— Begin —

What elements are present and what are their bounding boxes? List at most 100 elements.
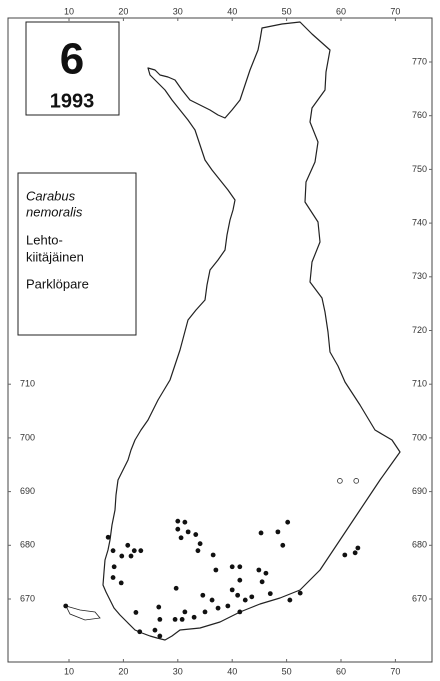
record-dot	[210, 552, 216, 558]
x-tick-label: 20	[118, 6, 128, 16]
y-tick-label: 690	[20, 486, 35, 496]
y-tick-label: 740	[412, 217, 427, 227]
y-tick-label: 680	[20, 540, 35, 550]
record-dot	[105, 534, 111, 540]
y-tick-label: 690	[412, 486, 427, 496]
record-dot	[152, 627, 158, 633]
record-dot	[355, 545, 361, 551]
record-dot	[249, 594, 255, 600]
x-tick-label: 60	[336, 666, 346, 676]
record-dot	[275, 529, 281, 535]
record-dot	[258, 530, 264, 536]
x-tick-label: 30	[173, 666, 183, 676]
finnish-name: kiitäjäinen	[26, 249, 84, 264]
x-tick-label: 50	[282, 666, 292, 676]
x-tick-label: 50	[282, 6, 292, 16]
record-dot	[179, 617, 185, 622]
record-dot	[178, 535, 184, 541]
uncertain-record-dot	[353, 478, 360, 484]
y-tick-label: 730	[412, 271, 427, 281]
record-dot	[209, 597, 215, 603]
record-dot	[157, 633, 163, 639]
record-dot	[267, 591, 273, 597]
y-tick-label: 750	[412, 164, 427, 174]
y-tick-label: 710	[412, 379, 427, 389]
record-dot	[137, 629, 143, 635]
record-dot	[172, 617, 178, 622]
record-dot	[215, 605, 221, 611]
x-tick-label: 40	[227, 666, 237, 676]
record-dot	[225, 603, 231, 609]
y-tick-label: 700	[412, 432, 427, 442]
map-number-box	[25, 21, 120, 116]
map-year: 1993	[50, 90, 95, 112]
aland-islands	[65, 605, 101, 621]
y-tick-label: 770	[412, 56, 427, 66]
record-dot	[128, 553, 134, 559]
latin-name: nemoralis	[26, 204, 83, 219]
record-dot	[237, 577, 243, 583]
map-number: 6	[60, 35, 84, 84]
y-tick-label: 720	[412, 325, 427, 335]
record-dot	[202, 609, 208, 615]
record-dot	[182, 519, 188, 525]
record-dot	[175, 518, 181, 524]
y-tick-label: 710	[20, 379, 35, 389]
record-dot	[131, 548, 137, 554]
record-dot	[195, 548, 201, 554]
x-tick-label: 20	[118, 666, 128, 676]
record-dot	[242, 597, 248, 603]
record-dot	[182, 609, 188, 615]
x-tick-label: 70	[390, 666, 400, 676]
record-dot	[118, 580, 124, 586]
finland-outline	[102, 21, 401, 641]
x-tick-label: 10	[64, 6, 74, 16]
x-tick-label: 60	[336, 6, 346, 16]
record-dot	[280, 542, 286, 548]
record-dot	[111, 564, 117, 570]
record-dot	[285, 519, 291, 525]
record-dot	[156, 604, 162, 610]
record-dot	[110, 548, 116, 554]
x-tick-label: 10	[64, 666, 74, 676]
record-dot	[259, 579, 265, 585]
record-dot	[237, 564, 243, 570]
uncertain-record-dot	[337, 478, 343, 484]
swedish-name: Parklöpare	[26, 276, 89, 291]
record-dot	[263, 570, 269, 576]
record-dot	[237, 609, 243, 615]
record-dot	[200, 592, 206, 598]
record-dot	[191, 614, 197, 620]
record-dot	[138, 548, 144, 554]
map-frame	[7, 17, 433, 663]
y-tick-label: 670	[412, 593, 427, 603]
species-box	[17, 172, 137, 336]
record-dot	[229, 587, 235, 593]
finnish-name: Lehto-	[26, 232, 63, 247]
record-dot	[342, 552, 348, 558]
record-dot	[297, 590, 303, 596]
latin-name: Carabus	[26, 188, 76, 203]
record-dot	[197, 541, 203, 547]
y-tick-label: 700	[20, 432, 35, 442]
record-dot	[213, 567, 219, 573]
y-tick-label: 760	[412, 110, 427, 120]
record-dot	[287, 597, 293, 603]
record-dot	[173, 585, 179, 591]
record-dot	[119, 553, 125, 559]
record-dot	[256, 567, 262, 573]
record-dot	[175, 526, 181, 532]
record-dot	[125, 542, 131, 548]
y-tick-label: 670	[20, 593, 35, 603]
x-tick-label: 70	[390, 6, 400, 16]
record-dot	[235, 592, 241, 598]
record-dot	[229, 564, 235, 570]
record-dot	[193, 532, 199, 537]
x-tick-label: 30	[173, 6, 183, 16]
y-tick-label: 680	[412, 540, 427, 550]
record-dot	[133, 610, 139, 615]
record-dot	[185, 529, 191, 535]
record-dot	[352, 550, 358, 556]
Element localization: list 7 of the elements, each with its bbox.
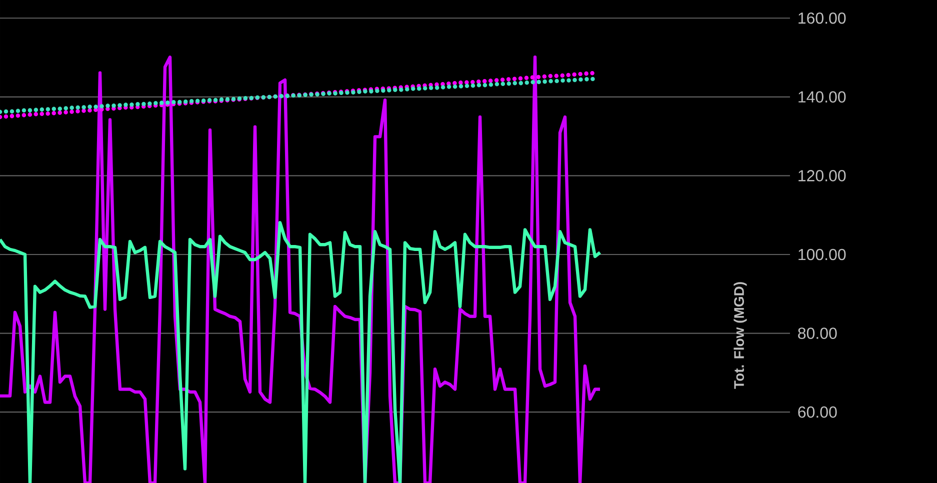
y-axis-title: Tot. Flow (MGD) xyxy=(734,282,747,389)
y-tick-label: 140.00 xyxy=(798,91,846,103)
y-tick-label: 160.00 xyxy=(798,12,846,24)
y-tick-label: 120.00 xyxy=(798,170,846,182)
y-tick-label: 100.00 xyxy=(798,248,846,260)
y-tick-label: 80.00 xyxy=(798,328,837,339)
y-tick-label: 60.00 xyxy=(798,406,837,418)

— End —

• _Exercise brief_:
In the records, rename "record-dot" to "observation-dot" from the line with "552, 216, 558]" to the line with "486, 427, 496]", and give only those lines with all else unchanged.

• _The solution_:
observation-dot	[210, 552, 216, 558]
x-tick-label: 20	[118, 6, 128, 16]
y-tick-label: 690	[20, 486, 35, 496]
y-tick-label: 740	[412, 217, 427, 227]
y-tick-label: 680	[20, 540, 35, 550]
observation-dot	[105, 534, 111, 540]
y-tick-label: 690	[412, 486, 427, 496]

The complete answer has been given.